■ Saved entries ■
═══

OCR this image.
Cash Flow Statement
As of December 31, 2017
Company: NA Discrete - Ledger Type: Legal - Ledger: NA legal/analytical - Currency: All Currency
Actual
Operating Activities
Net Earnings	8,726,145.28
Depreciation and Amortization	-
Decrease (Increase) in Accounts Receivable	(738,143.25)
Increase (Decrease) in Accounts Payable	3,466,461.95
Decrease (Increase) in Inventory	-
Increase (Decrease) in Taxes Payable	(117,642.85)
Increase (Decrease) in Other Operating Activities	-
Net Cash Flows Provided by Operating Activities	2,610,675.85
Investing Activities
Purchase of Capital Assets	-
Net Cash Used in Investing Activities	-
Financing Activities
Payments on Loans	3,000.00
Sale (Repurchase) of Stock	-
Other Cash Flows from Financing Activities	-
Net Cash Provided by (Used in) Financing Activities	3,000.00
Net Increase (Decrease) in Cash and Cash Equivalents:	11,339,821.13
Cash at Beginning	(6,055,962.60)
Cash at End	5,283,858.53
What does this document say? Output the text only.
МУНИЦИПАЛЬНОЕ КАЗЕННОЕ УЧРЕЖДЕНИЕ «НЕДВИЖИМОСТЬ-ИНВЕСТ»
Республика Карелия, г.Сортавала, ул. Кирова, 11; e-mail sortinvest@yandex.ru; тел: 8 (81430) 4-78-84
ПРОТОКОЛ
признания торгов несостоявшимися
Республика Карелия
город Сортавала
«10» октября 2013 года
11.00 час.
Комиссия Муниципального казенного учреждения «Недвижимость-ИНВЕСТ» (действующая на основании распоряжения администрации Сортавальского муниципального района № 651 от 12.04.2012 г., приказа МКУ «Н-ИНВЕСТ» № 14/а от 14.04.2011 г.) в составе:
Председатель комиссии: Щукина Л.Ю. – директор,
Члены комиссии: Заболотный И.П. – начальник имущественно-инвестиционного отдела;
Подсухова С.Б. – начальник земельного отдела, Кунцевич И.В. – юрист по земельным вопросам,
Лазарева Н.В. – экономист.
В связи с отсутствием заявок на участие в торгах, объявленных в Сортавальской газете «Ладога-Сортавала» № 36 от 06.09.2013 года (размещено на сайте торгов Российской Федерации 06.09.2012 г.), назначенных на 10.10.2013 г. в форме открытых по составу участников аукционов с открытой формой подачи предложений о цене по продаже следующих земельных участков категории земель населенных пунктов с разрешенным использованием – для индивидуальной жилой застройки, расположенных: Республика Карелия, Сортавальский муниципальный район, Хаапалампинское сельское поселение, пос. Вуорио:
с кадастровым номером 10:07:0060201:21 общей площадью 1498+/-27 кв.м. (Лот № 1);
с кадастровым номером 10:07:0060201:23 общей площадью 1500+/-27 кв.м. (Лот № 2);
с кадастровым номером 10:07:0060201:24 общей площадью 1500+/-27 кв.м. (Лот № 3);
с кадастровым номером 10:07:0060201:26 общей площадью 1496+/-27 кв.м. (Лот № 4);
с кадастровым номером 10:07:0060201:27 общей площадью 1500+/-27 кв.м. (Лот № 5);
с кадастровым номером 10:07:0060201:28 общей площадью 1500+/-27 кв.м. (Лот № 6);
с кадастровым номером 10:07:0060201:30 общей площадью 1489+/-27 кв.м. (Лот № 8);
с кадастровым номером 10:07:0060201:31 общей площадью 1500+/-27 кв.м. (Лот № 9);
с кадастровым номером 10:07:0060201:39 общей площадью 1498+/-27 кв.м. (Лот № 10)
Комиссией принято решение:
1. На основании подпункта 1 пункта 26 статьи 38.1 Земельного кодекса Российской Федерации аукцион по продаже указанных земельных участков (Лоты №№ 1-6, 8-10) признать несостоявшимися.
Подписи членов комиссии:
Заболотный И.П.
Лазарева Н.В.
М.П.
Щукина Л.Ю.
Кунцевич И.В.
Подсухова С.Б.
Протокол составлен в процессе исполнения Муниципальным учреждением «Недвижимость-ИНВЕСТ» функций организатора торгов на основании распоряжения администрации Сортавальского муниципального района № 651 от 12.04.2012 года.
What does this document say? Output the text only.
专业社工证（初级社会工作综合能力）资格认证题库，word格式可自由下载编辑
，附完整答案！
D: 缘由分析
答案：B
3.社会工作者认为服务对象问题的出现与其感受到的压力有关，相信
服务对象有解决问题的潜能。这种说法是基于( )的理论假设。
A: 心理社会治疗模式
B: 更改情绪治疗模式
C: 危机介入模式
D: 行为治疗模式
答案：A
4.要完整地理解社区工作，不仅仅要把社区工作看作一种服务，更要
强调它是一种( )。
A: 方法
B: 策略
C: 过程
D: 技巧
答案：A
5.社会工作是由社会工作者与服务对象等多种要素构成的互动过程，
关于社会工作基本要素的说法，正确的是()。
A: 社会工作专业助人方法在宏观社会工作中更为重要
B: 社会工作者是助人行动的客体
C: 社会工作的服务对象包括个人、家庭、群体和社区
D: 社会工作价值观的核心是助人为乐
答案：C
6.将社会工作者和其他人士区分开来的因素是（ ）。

═══

Reproduce every line from the entries that holds the word "Financing".

■ PROBLEM SOLUTION ■
Financing Activities
Other Cash Flows from Financing Activities	-
Net Cash Provided by (Used in) Financing Activities	3,000.00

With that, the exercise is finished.